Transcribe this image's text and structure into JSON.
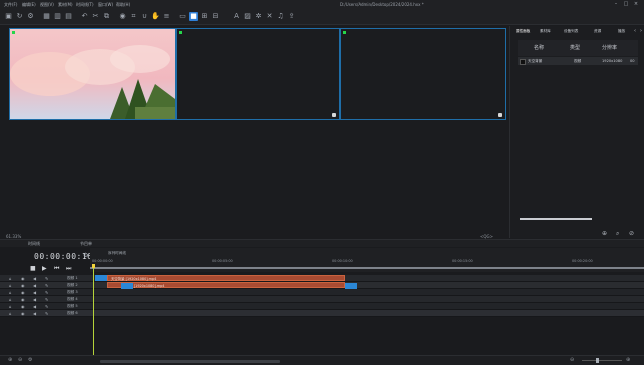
{
  "menu": [
    "文件(F)",
    "编辑(E)",
    "视图(V)",
    "素材(M)",
    "时间线(T)",
    "窗口(W)",
    "帮助(H)"
  ],
  "window_title": "D:/Users/Admin/Desktop/2024/2024.hxx *",
  "right_panel": {
    "tabs": [
      "属性面板",
      "素材库",
      "设备列表",
      "资源",
      "播放"
    ],
    "columns": [
      "名称",
      "类型",
      "分辨率"
    ],
    "row": {
      "name": "天空背景",
      "type": "视频",
      "resolution": "1920x1080",
      "extra": "00"
    }
  },
  "preview": {
    "zoom": "61.33%",
    "cmd": "<QG>"
  },
  "bottom_tabs": [
    "时间线",
    "节目单"
  ],
  "timecode": "00:00:00:16",
  "sequence_tab": "序列时间线",
  "ruler_labels": [
    "00:00:00:00",
    "00:00:05:00",
    "00:00:10:00",
    "00:00:15:00",
    "00:00:20:00"
  ],
  "tracks": [
    "视频 1",
    "视频 2",
    "视频 3",
    "视频 4",
    "视频 5",
    "视频 6"
  ],
  "clips": {
    "clip1": "天空背景 [1920x1080].mp4",
    "clip2": "天空 [1920x1080].mp4"
  },
  "colors": {
    "accent": "#2f7fd6",
    "clip": "#a84b32",
    "playhead": "#b5d33a",
    "viewport_border": "#1f6ea8"
  }
}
:::::
■ **TASK DIRECTIONS**: Please set down each line of the data above exactly as written, without the pictures.

■ **ANSWER IN FULL**:
Transcribe this image's text and structure into JSON.
{
  "menu": [
    "文件(F)",
    "编辑(E)",
    "视图(V)",
    "素材(M)",
    "时间线(T)",
    "窗口(W)",
    "帮助(H)"
  ],
  "window_title": "D:/Users/Admin/Desktop/2024/2024.hxx *",
  "right_panel": {
    "tabs": [
      "属性面板",
      "素材库",
      "设备列表",
      "资源",
      "播放"
    ],
    "columns": [
      "名称",
      "类型",
      "分辨率"
    ],
    "row": {
      "name": "天空背景",
      "type": "视频",
      "resolution": "1920x1080",
      "extra": "00"
    }
  },
  "preview": {
    "zoom": "61.33%",
    "cmd": "<QG>"
  },
  "bottom_tabs": [
    "时间线",
    "节目单"
  ],
  "timecode": "00:00:00:16",
  "sequence_tab": "序列时间线",
  "ruler_labels": [
    "00:00:00:00",
    "00:00:05:00",
    "00:00:10:00",
    "00:00:15:00",
    "00:00:20:00"
  ],
  "tracks": [
    "视频 1",
    "视频 2",
    "视频 3",
    "视频 4",
    "视频 5",
    "视频 6"
  ],
  "clips": {
    "clip1": "天空背景 [1920x1080].mp4",
    "clip2": "天空 [1920x1080].mp4"
  },
  "colors": {
    "accent": "#2f7fd6",
    "clip": "#a84b32",
    "playhead": "#b5d33a",
    "viewport_border": "#1f6ea8"
  }
}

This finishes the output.